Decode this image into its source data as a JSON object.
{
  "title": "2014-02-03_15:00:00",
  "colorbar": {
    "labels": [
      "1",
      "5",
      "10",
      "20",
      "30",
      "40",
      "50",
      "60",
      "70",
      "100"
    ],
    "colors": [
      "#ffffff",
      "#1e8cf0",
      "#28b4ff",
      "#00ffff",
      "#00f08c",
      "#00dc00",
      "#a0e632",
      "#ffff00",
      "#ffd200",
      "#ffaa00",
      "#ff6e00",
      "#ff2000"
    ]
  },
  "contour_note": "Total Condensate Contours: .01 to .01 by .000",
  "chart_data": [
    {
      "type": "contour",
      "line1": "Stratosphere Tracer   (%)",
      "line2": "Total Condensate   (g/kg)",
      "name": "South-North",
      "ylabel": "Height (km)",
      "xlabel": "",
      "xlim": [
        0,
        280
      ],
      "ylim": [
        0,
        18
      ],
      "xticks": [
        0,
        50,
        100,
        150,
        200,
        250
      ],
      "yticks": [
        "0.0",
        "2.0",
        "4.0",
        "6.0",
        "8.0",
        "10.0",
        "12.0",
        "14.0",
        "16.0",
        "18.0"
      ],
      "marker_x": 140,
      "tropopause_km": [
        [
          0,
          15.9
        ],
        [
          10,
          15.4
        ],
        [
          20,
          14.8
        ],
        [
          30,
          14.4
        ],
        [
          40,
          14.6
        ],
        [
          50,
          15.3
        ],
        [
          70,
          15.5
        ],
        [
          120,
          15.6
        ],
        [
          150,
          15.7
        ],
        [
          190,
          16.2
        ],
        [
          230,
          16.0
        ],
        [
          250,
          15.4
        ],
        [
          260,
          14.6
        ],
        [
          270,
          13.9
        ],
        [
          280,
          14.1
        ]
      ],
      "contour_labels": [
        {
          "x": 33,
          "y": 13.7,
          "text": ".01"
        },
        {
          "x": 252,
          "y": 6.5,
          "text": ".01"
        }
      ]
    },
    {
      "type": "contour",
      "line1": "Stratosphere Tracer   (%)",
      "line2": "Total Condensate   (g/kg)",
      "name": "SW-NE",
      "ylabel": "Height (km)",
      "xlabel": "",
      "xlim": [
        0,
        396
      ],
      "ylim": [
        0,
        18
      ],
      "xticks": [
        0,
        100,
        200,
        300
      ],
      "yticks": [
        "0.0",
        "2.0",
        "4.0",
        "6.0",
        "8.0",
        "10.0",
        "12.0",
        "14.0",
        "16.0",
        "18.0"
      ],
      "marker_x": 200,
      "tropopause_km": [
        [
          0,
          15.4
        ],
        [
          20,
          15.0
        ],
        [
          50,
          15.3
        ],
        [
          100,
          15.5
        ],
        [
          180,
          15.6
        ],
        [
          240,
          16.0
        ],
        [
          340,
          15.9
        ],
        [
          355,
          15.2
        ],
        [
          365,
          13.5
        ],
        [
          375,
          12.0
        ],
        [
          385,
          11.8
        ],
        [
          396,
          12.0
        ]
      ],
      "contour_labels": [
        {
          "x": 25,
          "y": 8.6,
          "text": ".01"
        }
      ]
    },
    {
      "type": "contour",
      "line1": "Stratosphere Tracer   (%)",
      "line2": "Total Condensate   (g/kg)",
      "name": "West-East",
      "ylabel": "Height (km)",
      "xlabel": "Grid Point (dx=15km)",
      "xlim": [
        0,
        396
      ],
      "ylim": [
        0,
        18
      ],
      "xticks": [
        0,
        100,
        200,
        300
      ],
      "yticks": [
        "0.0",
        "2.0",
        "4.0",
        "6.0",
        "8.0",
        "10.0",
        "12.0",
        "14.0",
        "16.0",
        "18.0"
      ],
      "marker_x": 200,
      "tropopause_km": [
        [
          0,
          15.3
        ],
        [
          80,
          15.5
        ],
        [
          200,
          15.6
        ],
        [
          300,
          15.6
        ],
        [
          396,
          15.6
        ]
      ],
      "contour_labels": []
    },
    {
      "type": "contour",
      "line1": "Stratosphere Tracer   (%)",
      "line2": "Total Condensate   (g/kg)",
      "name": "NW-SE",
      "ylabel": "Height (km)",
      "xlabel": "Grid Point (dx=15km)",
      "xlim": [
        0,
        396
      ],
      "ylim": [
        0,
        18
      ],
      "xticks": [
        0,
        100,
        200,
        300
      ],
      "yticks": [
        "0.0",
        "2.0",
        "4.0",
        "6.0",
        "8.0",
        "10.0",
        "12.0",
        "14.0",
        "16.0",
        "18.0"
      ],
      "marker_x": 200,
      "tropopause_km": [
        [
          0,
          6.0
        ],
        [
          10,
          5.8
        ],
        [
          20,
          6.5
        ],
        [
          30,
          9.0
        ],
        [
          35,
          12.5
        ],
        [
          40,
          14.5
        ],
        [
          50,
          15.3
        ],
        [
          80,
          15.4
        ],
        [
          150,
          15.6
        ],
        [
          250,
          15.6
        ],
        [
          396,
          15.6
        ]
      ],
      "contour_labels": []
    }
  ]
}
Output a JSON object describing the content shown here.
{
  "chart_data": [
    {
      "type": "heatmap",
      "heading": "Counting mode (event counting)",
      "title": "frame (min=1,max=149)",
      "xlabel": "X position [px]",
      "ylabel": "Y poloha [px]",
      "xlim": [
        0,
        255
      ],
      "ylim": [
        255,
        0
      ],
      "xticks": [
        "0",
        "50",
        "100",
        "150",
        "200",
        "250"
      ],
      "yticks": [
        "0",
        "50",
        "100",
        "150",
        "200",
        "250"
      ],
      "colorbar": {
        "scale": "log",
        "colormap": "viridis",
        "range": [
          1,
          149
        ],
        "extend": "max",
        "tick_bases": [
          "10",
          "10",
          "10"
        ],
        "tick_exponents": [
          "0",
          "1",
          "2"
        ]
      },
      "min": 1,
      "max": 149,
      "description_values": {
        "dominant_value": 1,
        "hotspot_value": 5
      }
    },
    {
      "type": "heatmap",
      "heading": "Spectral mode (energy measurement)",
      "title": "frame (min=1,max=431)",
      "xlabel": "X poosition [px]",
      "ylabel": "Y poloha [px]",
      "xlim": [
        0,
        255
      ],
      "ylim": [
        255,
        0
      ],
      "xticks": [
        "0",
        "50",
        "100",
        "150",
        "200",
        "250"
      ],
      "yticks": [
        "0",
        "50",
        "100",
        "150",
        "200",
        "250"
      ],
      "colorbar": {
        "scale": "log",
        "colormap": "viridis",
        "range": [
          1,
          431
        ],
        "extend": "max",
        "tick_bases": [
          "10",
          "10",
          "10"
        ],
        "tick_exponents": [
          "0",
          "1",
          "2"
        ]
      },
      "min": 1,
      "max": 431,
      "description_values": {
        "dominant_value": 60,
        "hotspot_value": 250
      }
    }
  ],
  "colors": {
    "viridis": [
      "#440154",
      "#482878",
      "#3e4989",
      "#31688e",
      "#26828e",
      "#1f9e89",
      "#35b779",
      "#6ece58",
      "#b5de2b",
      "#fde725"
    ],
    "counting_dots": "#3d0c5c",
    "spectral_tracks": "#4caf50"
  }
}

---------------

Repeat all the entries exactly as given.

Decode this image into its source data as a JSON object.
{
  "title": "2014-02-03_15:00:00",
  "colorbar": {
    "labels": [
      "1",
      "5",
      "10",
      "20",
      "30",
      "40",
      "50",
      "60",
      "70",
      "100"
    ],
    "colors": [
      "#ffffff",
      "#1e8cf0",
      "#28b4ff",
      "#00ffff",
      "#00f08c",
      "#00dc00",
      "#a0e632",
      "#ffff00",
      "#ffd200",
      "#ffaa00",
      "#ff6e00",
      "#ff2000"
    ]
  },
  "contour_note": "Total Condensate Contours: .01 to .01 by .000",
  "chart_data": [
    {
      "type": "contour",
      "line1": "Stratosphere Tracer   (%)",
      "line2": "Total Condensate   (g/kg)",
      "name": "South-North",
      "ylabel": "Height (km)",
      "xlabel": "",
      "xlim": [
        0,
        280
      ],
      "ylim": [
        0,
        18
      ],
      "xticks": [
        0,
        50,
        100,
        150,
        200,
        250
      ],
      "yticks": [
        "0.0",
        "2.0",
        "4.0",
        "6.0",
        "8.0",
        "10.0",
        "12.0",
        "14.0",
        "16.0",
        "18.0"
      ],
      "marker_x": 140,
      "tropopause_km": [
        [
          0,
          15.9
        ],
        [
          10,
          15.4
        ],
        [
          20,
          14.8
        ],
        [
          30,
          14.4
        ],
        [
          40,
          14.6
        ],
        [
          50,
          15.3
        ],
        [
          70,
          15.5
        ],
        [
          120,
          15.6
        ],
        [
          150,
          15.7
        ],
        [
          190,
          16.2
        ],
        [
          230,
          16.0
        ],
        [
          250,
          15.4
        ],
        [
          260,
          14.6
        ],
        [
          270,
          13.9
        ],
        [
          280,
          14.1
        ]
      ],
      "contour_labels": [
        {
          "x": 33,
          "y": 13.7,
          "text": ".01"
        },
        {
          "x": 252,
          "y": 6.5,
          "text": ".01"
        }
      ]
    },
    {
      "type": "contour",
      "line1": "Stratosphere Tracer   (%)",
      "line2": "Total Condensate   (g/kg)",
      "name": "SW-NE",
      "ylabel": "Height (km)",
      "xlabel": "",
      "xlim": [
        0,
        396
      ],
      "ylim": [
        0,
        18
      ],
      "xticks": [
        0,
        100,
        200,
        300
      ],
      "yticks": [
        "0.0",
        "2.0",
        "4.0",
        "6.0",
        "8.0",
        "10.0",
        "12.0",
        "14.0",
        "16.0",
        "18.0"
      ],
      "marker_x": 200,
      "tropopause_km": [
        [
          0,
          15.4
        ],
        [
          20,
          15.0
        ],
        [
          50,
          15.3
        ],
        [
          100,
          15.5
        ],
        [
          180,
          15.6
        ],
        [
          240,
          16.0
        ],
        [
          340,
          15.9
        ],
        [
          355,
          15.2
        ],
        [
          365,
          13.5
        ],
        [
          375,
          12.0
        ],
        [
          385,
          11.8
        ],
        [
          396,
          12.0
        ]
      ],
      "contour_labels": [
        {
          "x": 25,
          "y": 8.6,
          "text": ".01"
        }
      ]
    },
    {
      "type": "contour",
      "line1": "Stratosphere Tracer   (%)",
      "line2": "Total Condensate   (g/kg)",
      "name": "West-East",
      "ylabel": "Height (km)",
      "xlabel": "Grid Point (dx=15km)",
      "xlim": [
        0,
        396
      ],
      "ylim": [
        0,
        18
      ],
      "xticks": [
        0,
        100,
        200,
        300
      ],
      "yticks": [
        "0.0",
        "2.0",
        "4.0",
        "6.0",
        "8.0",
        "10.0",
        "12.0",
        "14.0",
        "16.0",
        "18.0"
      ],
      "marker_x": 200,
      "tropopause_km": [
        [
          0,
          15.3
        ],
        [
          80,
          15.5
        ],
        [
          200,
          15.6
        ],
        [
          300,
          15.6
        ],
        [
          396,
          15.6
        ]
      ],
      "contour_labels": []
    },
    {
      "type": "contour",
      "line1": "Stratosphere Tracer   (%)",
      "line2": "Total Condensate   (g/kg)",
      "name": "NW-SE",
      "ylabel": "Height (km)",
      "xlabel": "Grid Point (dx=15km)",
      "xlim": [
        0,
        396
      ],
      "ylim": [
        0,
        18
      ],
      "xticks": [
        0,
        100,
        200,
        300
      ],
      "yticks": [
        "0.0",
        "2.0",
        "4.0",
        "6.0",
        "8.0",
        "10.0",
        "12.0",
        "14.0",
        "16.0",
        "18.0"
      ],
      "marker_x": 200,
      "tropopause_km": [
        [
          0,
          6.0
        ],
        [
          10,
          5.8
        ],
        [
          20,
          6.5
        ],
        [
          30,
          9.0
        ],
        [
          35,
          12.5
        ],
        [
          40,
          14.5
        ],
        [
          50,
          15.3
        ],
        [
          80,
          15.4
        ],
        [
          150,
          15.6
        ],
        [
          250,
          15.6
        ],
        [
          396,
          15.6
        ]
      ],
      "contour_labels": []
    }
  ]
}
Output a JSON object describing the content shown here.
{
  "chart_data": [
    {
      "type": "heatmap",
      "heading": "Counting mode (event counting)",
      "title": "frame (min=1,max=149)",
      "xlabel": "X position [px]",
      "ylabel": "Y poloha [px]",
      "xlim": [
        0,
        255
      ],
      "ylim": [
        255,
        0
      ],
      "xticks": [
        "0",
        "50",
        "100",
        "150",
        "200",
        "250"
      ],
      "yticks": [
        "0",
        "50",
        "100",
        "150",
        "200",
        "250"
      ],
      "colorbar": {
        "scale": "log",
        "colormap": "viridis",
        "range": [
          1,
          149
        ],
        "extend": "max",
        "tick_bases": [
          "10",
          "10",
          "10"
        ],
        "tick_exponents": [
          "0",
          "1",
          "2"
        ]
      },
      "min": 1,
      "max": 149,
      "description_values": {
        "dominant_value": 1,
        "hotspot_value": 5
      }
    },
    {
      "type": "heatmap",
      "heading": "Spectral mode (energy measurement)",
      "title": "frame (min=1,max=431)",
      "xlabel": "X poosition [px]",
      "ylabel": "Y poloha [px]",
      "xlim": [
        0,
        255
      ],
      "ylim": [
        255,
        0
      ],
      "xticks": [
        "0",
        "50",
        "100",
        "150",
        "200",
        "250"
      ],
      "yticks": [
        "0",
        "50",
        "100",
        "150",
        "200",
        "250"
      ],
      "colorbar": {
        "scale": "log",
        "colormap": "viridis",
        "range": [
          1,
          431
        ],
        "extend": "max",
        "tick_bases": [
          "10",
          "10",
          "10"
        ],
        "tick_exponents": [
          "0",
          "1",
          "2"
        ]
      },
      "min": 1,
      "max": 431,
      "description_values": {
        "dominant_value": 60,
        "hotspot_value": 250
      }
    }
  ],
  "colors": {
    "viridis": [
      "#440154",
      "#482878",
      "#3e4989",
      "#31688e",
      "#26828e",
      "#1f9e89",
      "#35b779",
      "#6ece58",
      "#b5de2b",
      "#fde725"
    ],
    "counting_dots": "#3d0c5c",
    "spectral_tracks": "#4caf50"
  }
}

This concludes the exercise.